INSTRUCTIONS FOR THE TASK: Find every line of the listing below where "Normal" appears, and copy it.
--*--
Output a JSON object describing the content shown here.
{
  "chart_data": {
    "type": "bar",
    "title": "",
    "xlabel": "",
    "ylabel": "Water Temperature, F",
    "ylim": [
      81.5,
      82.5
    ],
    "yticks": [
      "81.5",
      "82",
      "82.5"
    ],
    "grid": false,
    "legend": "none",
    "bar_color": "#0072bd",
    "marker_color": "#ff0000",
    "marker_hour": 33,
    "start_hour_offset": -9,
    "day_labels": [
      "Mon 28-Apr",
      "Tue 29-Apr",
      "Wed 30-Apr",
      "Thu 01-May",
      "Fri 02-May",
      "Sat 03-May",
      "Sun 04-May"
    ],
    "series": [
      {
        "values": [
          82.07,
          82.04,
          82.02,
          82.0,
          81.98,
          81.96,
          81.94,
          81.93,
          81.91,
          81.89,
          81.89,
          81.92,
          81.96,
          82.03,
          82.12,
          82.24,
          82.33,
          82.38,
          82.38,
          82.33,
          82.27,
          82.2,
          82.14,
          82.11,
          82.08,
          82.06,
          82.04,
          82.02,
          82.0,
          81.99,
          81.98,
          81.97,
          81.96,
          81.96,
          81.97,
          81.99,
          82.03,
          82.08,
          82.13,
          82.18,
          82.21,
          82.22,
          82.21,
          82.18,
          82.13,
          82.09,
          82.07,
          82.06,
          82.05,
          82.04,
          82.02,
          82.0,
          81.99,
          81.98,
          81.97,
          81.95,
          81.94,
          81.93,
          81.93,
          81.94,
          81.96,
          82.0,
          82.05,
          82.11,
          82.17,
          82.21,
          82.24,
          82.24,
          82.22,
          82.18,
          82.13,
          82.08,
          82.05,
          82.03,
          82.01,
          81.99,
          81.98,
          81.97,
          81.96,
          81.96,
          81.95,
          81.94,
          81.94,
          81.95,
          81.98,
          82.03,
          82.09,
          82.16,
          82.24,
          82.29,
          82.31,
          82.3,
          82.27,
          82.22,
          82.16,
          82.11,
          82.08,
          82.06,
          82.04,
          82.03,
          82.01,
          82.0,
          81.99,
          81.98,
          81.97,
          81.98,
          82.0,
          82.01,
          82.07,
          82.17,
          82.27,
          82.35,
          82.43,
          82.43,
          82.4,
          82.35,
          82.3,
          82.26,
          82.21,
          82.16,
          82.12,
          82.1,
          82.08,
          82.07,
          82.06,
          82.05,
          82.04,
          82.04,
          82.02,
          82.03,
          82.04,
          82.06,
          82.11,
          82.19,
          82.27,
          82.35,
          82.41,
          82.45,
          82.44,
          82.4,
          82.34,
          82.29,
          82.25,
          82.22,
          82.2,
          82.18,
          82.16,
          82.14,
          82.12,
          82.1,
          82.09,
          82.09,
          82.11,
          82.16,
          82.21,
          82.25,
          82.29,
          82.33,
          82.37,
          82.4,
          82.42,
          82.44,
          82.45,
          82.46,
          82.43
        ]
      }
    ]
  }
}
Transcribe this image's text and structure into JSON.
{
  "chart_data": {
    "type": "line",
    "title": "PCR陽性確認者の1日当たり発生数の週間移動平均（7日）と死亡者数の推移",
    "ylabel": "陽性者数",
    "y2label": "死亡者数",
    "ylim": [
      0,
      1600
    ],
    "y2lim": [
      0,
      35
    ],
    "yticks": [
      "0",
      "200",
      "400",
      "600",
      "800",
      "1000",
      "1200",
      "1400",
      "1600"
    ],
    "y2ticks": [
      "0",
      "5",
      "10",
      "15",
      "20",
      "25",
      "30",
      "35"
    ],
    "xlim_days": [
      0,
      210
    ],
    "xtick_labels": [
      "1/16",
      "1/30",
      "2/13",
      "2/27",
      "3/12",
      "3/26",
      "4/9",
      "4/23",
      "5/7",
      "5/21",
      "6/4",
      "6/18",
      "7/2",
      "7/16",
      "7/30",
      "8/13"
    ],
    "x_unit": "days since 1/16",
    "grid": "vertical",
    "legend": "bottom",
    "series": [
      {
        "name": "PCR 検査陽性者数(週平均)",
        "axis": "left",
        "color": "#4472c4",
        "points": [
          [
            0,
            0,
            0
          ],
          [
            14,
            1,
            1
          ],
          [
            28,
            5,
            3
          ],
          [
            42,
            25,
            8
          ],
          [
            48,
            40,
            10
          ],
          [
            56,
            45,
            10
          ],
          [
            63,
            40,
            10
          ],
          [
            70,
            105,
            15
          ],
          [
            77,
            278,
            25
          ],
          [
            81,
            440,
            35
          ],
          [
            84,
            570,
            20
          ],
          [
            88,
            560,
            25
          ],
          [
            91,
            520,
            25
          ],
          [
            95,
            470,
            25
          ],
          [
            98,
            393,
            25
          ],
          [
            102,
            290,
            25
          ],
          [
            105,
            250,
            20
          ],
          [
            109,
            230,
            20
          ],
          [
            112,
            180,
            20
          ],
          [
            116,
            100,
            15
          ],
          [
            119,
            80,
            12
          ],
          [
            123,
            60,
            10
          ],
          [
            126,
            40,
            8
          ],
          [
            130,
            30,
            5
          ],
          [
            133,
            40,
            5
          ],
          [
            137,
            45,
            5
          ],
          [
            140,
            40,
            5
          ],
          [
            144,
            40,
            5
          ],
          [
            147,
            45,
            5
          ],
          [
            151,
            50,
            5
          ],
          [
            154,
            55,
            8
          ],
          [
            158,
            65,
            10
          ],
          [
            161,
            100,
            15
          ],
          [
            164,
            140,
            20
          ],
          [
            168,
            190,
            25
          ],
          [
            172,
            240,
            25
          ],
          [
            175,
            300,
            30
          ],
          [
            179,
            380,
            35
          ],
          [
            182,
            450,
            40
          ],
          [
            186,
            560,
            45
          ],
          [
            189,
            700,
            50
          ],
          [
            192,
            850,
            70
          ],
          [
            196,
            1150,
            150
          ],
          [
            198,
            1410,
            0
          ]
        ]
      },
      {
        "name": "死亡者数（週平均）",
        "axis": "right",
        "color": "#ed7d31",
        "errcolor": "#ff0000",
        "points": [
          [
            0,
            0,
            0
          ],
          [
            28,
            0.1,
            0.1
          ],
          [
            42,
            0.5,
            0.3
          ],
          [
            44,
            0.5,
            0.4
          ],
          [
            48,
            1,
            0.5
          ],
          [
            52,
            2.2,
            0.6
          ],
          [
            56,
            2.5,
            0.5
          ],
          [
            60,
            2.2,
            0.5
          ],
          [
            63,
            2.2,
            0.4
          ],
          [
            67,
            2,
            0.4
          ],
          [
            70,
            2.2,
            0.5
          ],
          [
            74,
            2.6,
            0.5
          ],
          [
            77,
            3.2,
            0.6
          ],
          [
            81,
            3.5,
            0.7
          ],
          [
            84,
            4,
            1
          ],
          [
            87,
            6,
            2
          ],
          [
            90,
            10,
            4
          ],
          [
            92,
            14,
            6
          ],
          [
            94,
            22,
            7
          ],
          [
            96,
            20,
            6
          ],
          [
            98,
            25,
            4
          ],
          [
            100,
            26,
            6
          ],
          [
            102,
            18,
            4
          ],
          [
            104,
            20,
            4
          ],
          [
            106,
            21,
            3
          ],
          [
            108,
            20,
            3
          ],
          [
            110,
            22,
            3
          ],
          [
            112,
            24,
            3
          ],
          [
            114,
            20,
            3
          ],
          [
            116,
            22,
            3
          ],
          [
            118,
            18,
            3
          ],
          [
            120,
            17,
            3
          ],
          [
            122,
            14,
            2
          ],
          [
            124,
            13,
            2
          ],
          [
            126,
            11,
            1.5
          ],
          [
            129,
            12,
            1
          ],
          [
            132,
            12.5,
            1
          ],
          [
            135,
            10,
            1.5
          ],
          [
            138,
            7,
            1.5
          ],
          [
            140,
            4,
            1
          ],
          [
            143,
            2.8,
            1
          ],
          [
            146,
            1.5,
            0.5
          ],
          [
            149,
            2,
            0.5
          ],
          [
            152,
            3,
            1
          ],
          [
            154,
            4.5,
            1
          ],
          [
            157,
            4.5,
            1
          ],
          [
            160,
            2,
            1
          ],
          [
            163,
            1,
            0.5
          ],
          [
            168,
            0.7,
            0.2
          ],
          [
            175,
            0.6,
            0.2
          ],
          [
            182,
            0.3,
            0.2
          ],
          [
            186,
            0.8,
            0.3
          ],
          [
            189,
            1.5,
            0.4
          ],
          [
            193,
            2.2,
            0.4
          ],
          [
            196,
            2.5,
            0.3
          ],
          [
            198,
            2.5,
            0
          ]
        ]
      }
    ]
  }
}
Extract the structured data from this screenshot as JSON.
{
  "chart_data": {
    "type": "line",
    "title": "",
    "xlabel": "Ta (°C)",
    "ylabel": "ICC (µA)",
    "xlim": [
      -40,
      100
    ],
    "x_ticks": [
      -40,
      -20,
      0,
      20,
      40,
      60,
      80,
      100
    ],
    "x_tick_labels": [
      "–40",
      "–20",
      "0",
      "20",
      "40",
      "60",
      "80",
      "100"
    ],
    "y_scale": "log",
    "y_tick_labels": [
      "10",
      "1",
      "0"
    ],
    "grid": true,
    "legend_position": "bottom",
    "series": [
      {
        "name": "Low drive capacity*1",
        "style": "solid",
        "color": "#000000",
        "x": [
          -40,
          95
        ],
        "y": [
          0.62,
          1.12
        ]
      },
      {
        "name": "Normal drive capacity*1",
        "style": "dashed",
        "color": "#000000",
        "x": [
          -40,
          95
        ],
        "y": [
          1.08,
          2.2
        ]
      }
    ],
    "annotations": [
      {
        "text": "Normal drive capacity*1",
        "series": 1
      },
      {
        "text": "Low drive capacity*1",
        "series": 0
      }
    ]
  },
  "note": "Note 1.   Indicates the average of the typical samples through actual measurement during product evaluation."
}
--*--
WRITTEN REPLY:
        "name": "Normal drive capacity*1",
        "text": "Normal drive capacity*1",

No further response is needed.